**Page extract:**
* Begin *

“‘For the public good,’ the Ontario Government has taken an axe to the fundamental rights and liberties of this province’s people. ‘For the public good,’ it proposes to trample upon Magna Carta, Habeas Corpus, the Canadian Bill of Rights, and the Rule of Law ... Are we in Ontario — or are we in Ghana? In the Canada of 1964 — or in the Germany of 1934? This legislation is supposed to be directed against organized crime. In fact, it is directed against every man and woman in this province ... This legislation could make Ontario a police state. It would give the Ontario Police Commission powers comparable with those of the OGPU [a forerunner of the KGB] or the Gestapo.” — front page editorial, “Bill of Wrongs,” the Globe and Mail, March 20, 1964
Elements within the Ontario government tried to sell Bill 99 as a way to fight a perceived increase in organized crime in the province. Instead, over a few days in March 1964, they outraged the public and politicians — including some within the ruling Progressive Conservatives — with legislation that would have given police greater power to suppress civil liberties. Most observers who watched the chaos unfold at Queen’s Park wondered why nobody had considered the bill’s potential implications.

* End *

**Records:**
* Begin *

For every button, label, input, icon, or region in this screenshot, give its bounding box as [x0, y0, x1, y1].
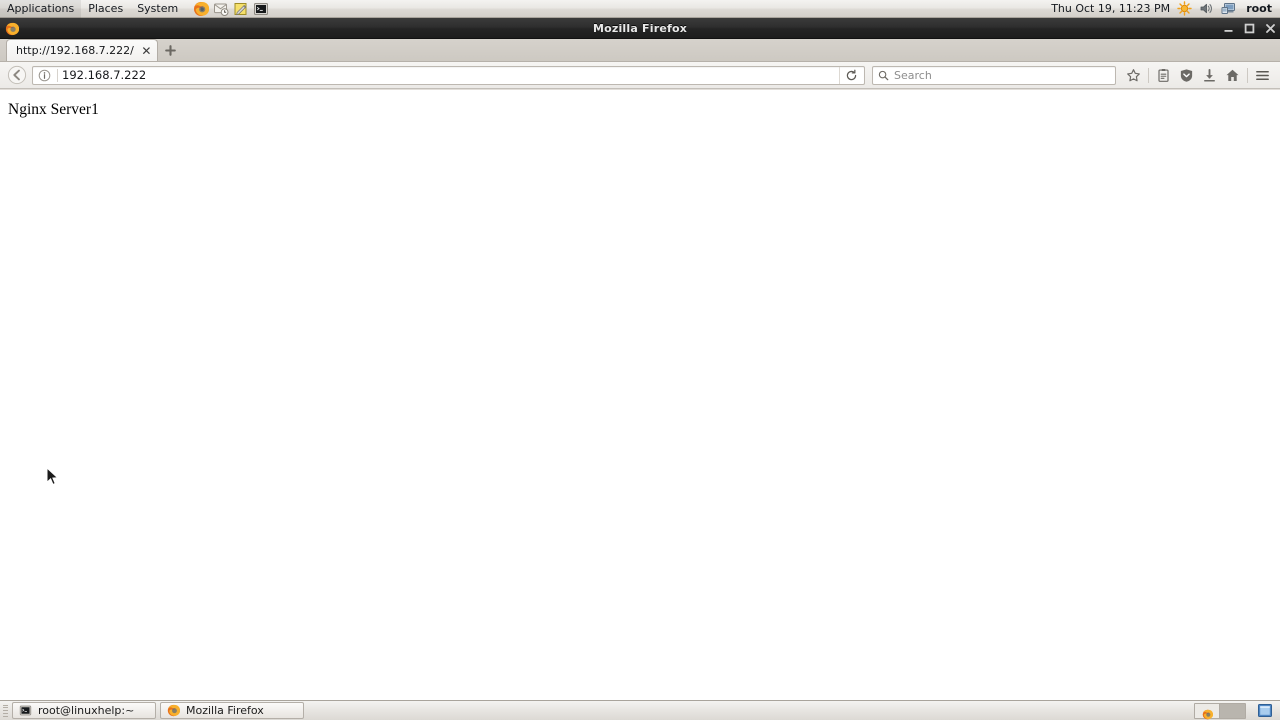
library-icon[interactable]	[1152, 64, 1175, 87]
pocket-shield-icon[interactable]	[1175, 64, 1198, 87]
panel-launchers	[193, 1, 269, 17]
search-icon	[878, 66, 889, 85]
reload-button-wrap	[839, 66, 864, 84]
applications-menu[interactable]: Applications	[0, 0, 82, 18]
back-button[interactable]	[6, 64, 28, 86]
window-controls	[1222, 18, 1276, 39]
page-info-icon[interactable]	[37, 69, 55, 82]
maximize-button[interactable]	[1243, 23, 1255, 35]
close-button[interactable]	[1264, 23, 1276, 35]
reload-icon[interactable]	[842, 67, 861, 84]
minimize-button[interactable]	[1222, 23, 1234, 35]
hamburger-menu-icon[interactable]	[1251, 64, 1274, 87]
network-display-icon[interactable]	[1221, 1, 1236, 16]
volume-icon[interactable]	[1199, 1, 1214, 16]
tab-title: http://192.168.7.222/	[16, 44, 134, 57]
toolbar-buttons	[1122, 64, 1274, 87]
panel-menubar: Applications Places System	[0, 0, 185, 18]
search-input[interactable]: Search	[894, 69, 932, 82]
downloads-icon[interactable]	[1198, 64, 1221, 87]
current-user-label[interactable]: root	[1243, 2, 1272, 15]
workspace-2[interactable]	[1220, 703, 1245, 718]
url-bar[interactable]: 192.168.7.222	[32, 65, 865, 85]
task-label-terminal: root@linuxhelp:~	[38, 704, 135, 717]
url-input[interactable]: 192.168.7.222	[62, 68, 839, 82]
system-menu[interactable]: System	[130, 0, 185, 18]
task-button-terminal[interactable]: root@linuxhelp:~	[12, 702, 156, 719]
window-titlebar: Mozilla Firefox	[0, 18, 1280, 39]
search-bar[interactable]: Search	[872, 65, 1116, 85]
evolution-mail-launcher-icon[interactable]	[213, 1, 229, 17]
terminal-launcher-icon[interactable]	[253, 1, 269, 17]
new-tab-button[interactable]	[160, 40, 182, 61]
page-content: Nginx Server1 LinuxHelp	[0, 89, 1280, 676]
tab-strip: http://192.168.7.222/ ✕	[0, 39, 1280, 62]
window-title: Mozilla Firefox	[592, 21, 688, 35]
browser-tab[interactable]: http://192.168.7.222/ ✕	[6, 39, 158, 61]
task-label-firefox: Mozilla Firefox	[186, 704, 264, 717]
home-icon[interactable]	[1221, 64, 1244, 87]
url-separator	[57, 68, 58, 82]
workspace-switcher	[1194, 702, 1246, 720]
firefox-launcher-icon[interactable]	[193, 1, 210, 17]
gnome-top-panel: Applications Places System Thu Oct 19, 1…	[0, 0, 1280, 18]
toolbar-divider	[1148, 67, 1149, 83]
tab-close-icon[interactable]: ✕	[140, 44, 153, 57]
firefox-icon	[1202, 705, 1213, 720]
gnome-taskbar: root@linuxhelp:~ Mozilla Firefox	[0, 700, 1280, 720]
desktop-screen: Applications Places System Thu Oct 19, 1…	[0, 0, 1280, 720]
firefox-icon	[5, 21, 20, 36]
page-heading: Nginx Server1	[8, 101, 99, 118]
workspace-1[interactable]	[1195, 703, 1220, 720]
firefox-window: Mozilla Firefox http://192.168.7.222/ ✕	[0, 18, 1280, 700]
panel-clock[interactable]: Thu Oct 19, 11:23 PM	[1051, 2, 1170, 15]
panel-status-area: Thu Oct 19, 11:23 PM root	[1051, 1, 1280, 16]
brightness-icon[interactable]	[1177, 1, 1192, 16]
toolbar-divider-2	[1247, 67, 1248, 83]
navigation-toolbar: 192.168.7.222 Search	[0, 62, 1280, 89]
mouse-cursor	[46, 466, 60, 487]
bookmark-star-icon[interactable]	[1122, 64, 1145, 87]
task-button-firefox[interactable]: Mozilla Firefox	[160, 702, 304, 719]
text-editor-launcher-icon[interactable]	[233, 1, 249, 17]
show-desktop-icon[interactable]	[1255, 702, 1275, 719]
taskbar-grip	[3, 704, 8, 718]
firefox-icon	[167, 704, 181, 717]
places-menu[interactable]: Places	[81, 0, 130, 18]
terminal-icon	[19, 704, 32, 717]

* End *

**To do:**
1 > Answer these questions from the Bill 99 text.
(a) In which newspaper did the editorial "Bill of Wrongs" appear?
(b) What did elements within the Ontario government try to sell Bill 99 as?
(c) According to the editorial, which body would be given powers comparable with those of the OGPU or the Gestapo?
2 > Turn the part of the records that opens with the line containing "64, 1175, 87]" and closes with the line containing "2, 1272, 15]" into a JSON list of strings, one string per line, leaving out blank lines.
The records have no connection to the text about Bill 99.

**Expected responses:**
1 >
(a) The Globe and Mail.
(b) A way to fight a perceived increase in organized crime in the province.
(c) The Ontario Police Commission.

2 >
[
  "library-icon[interactable]\t[1152, 64, 1175, 87]",
  "pocket-shield-icon[interactable]\t[1175, 64, 1198, 87]",
  "panel-launchers\t[193, 1, 269, 17]",
  "search-icon\t[878, 66, 889, 85]",
  "reload-button-wrap\t[839, 66, 864, 84]",
  "applications-menu[interactable]: Applications\t[0, 0, 82, 18]",
  "back-button[interactable]\t[6, 64, 28, 86]",
  "window-controls\t[1222, 18, 1276, 39]",
  "page-info-icon[interactable]\t[37, 69, 55, 82]",
  "maximize-button[interactable]\t[1243, 23, 1255, 35]",
  "close-button[interactable]\t[1264, 23, 1276, 35]",
  "reload-icon[interactable]\t[842, 67, 861, 84]",
  "minimize-button[interactable]\t[1222, 23, 1234, 35]",
  "hamburger-menu-icon[interactable]\t[1251, 64, 1274, 87]",
  "network-display-icon[interactable]\t[1221, 1, 1236, 16]",
  "volume-icon[interactable]\t[1199, 1, 1214, 16]",
  "tab-title: http://192.168.7.222/\t[16, 44, 134, 57]",
  "toolbar-buttons\t[1122, 64, 1274, 87]",
  "panel-menubar: Applications Places System\t[0, 0, 185, 18]",
  "search-input[interactable]: Search\t[894, 69, 932, 82]",
  "downloads-icon[interactable]\t[1198, 64, 1221, 87]",
  "current-user-label[interactable]: root\t[1243, 2, 1272, 15]"
]